= TASK TO CARRY OUT =
Work out how many lines hold the string "CLUB". Give that number and nothing more.
begin DATA RECORDS
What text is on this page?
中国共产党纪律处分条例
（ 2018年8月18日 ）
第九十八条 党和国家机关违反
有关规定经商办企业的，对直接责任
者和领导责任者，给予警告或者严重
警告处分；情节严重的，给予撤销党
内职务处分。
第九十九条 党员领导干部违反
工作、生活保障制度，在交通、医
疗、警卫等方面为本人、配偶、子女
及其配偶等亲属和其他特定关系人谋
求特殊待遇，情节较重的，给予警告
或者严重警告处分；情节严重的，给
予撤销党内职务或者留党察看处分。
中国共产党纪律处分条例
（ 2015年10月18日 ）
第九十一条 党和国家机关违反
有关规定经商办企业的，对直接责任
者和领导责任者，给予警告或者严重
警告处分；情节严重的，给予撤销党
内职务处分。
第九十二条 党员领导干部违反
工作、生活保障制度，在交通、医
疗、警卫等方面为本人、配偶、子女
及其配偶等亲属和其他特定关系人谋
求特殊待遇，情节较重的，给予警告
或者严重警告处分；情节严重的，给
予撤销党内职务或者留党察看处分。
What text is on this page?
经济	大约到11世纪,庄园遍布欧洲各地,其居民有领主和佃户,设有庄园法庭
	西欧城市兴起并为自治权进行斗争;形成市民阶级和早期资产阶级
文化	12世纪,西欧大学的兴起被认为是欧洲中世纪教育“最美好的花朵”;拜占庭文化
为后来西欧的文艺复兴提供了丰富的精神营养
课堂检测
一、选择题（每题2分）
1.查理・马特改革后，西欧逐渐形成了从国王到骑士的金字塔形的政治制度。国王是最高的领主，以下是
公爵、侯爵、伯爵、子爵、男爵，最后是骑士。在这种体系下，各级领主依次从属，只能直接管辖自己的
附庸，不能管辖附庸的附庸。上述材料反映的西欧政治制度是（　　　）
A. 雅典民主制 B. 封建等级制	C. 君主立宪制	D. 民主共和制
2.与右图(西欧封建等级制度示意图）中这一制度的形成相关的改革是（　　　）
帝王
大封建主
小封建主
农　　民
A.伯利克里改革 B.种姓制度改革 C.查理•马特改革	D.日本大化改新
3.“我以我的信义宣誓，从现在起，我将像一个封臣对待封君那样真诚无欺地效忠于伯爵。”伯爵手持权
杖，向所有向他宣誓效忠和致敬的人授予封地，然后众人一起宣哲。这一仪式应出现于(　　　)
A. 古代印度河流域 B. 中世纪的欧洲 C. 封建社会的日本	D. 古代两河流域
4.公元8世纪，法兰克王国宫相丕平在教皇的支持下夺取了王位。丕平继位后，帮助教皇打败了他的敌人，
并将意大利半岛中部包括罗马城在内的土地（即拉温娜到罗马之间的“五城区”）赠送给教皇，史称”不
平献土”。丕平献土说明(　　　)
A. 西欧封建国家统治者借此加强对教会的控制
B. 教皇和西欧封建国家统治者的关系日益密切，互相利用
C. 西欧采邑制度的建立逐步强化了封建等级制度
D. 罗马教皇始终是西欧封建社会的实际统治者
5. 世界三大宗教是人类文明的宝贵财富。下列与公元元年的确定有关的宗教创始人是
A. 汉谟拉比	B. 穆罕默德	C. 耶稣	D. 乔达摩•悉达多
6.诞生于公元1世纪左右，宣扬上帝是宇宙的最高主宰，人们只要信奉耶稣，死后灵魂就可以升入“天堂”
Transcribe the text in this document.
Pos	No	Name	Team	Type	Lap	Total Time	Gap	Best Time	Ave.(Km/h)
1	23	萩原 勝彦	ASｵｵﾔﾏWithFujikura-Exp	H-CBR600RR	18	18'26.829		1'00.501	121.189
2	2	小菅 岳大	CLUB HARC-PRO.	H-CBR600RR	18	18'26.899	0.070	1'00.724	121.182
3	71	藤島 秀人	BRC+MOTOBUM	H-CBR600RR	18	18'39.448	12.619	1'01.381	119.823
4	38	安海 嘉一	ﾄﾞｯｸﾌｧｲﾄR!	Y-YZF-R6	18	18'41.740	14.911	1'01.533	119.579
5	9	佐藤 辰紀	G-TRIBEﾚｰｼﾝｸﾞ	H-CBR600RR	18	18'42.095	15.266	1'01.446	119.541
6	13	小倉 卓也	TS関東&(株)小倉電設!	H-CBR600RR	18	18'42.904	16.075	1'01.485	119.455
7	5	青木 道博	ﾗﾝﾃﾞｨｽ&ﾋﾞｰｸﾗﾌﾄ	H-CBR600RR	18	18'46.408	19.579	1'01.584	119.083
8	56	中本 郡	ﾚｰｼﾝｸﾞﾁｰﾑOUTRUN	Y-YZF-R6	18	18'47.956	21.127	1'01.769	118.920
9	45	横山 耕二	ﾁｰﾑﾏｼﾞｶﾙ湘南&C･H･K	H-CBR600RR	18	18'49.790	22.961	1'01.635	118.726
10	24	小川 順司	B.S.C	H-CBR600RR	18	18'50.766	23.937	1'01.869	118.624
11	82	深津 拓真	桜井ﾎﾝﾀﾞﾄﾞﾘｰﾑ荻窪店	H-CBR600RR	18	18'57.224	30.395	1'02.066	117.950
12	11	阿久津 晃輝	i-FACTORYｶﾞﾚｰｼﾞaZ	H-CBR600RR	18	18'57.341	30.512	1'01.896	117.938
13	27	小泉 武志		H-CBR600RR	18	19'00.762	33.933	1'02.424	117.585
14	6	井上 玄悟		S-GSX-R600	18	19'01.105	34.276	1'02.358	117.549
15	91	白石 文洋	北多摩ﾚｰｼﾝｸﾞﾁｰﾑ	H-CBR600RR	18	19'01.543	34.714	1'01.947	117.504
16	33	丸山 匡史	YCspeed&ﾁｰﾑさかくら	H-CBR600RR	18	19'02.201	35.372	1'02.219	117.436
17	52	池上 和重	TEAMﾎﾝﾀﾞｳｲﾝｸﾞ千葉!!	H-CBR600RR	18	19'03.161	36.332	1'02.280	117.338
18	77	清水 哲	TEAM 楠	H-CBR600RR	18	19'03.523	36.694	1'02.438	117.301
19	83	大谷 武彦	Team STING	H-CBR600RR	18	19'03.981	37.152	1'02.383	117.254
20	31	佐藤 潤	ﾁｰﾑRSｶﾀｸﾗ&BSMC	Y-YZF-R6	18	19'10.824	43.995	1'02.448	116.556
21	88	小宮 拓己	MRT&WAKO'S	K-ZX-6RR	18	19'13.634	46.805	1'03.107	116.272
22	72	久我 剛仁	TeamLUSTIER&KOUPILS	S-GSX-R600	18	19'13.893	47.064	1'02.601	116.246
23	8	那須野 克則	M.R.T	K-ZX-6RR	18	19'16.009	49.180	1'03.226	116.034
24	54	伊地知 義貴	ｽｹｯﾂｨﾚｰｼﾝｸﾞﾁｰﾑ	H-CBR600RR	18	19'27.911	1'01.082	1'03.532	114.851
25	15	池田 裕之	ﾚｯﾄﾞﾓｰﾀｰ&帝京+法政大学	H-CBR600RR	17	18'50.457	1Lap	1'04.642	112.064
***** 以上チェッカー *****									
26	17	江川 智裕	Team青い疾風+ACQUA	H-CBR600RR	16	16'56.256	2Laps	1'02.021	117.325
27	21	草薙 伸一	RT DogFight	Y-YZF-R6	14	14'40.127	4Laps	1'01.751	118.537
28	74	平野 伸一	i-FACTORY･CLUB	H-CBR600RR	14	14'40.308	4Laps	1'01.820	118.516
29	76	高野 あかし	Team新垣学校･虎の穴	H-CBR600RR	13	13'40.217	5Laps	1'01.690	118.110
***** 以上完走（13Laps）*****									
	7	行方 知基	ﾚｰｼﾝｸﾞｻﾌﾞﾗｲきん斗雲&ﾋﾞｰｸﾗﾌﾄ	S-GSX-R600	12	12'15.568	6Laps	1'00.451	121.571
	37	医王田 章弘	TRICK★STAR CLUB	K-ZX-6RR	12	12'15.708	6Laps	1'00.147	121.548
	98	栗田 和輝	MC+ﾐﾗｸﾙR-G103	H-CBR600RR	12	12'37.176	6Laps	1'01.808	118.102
end DATA RECORDS
= RESULT OF THE TASK =
3